- Requirement
Return all entries precisely as they stand, without the images.

- Record extracts
■ ■ ■ ■ ■ ■ ■

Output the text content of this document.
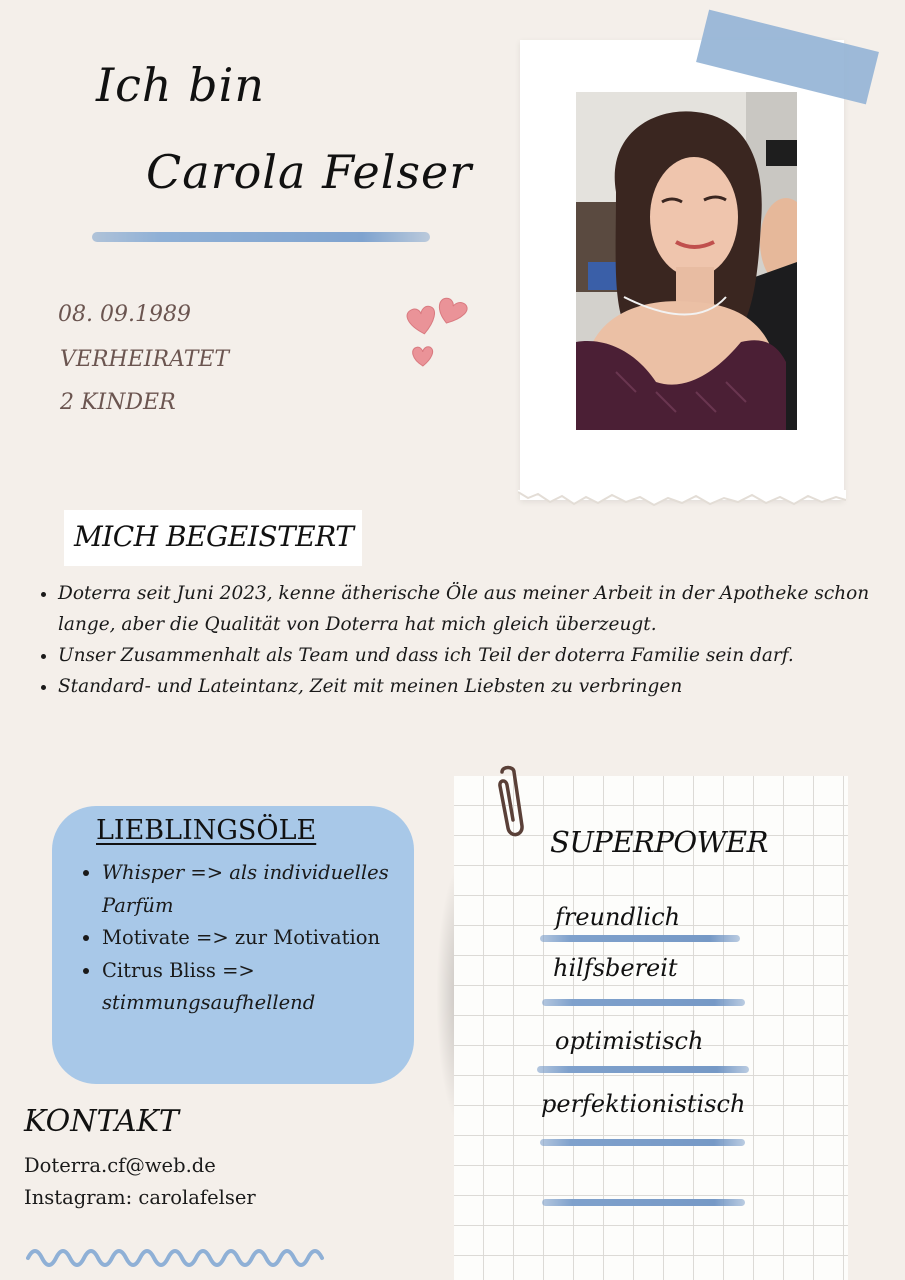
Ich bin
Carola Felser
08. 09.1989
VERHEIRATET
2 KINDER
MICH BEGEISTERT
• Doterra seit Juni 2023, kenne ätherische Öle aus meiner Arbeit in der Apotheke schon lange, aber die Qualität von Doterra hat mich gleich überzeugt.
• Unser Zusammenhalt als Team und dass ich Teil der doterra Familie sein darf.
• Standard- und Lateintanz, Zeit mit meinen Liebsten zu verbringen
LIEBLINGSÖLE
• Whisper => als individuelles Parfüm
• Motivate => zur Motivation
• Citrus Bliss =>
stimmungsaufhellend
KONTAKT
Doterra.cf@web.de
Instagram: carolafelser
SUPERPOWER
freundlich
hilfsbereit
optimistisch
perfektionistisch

■ ■ ■ ■ ■ ■ ■

- Written reply
Output the text content of this document.
Ich bin
Carola Felser
08. 09.1989
VERHEIRATET
2 KINDER
MICH BEGEISTERT
• Doterra seit Juni 2023, kenne ätherische Öle aus meiner Arbeit in der Apotheke schon lange, aber die Qualität von Doterra hat mich gleich überzeugt.
• Unser Zusammenhalt als Team und dass ich Teil der doterra Familie sein darf.
• Standard- und Lateintanz, Zeit mit meinen Liebsten zu verbringen
LIEBLINGSÖLE
• Whisper => als individuelles Parfüm
• Motivate => zur Motivation
• Citrus Bliss =>
stimmungsaufhellend
KONTAKT
Doterra.cf@web.de
Instagram: carolafelser
SUPERPOWER
freundlich
hilfsbereit
optimistisch
perfektionistisch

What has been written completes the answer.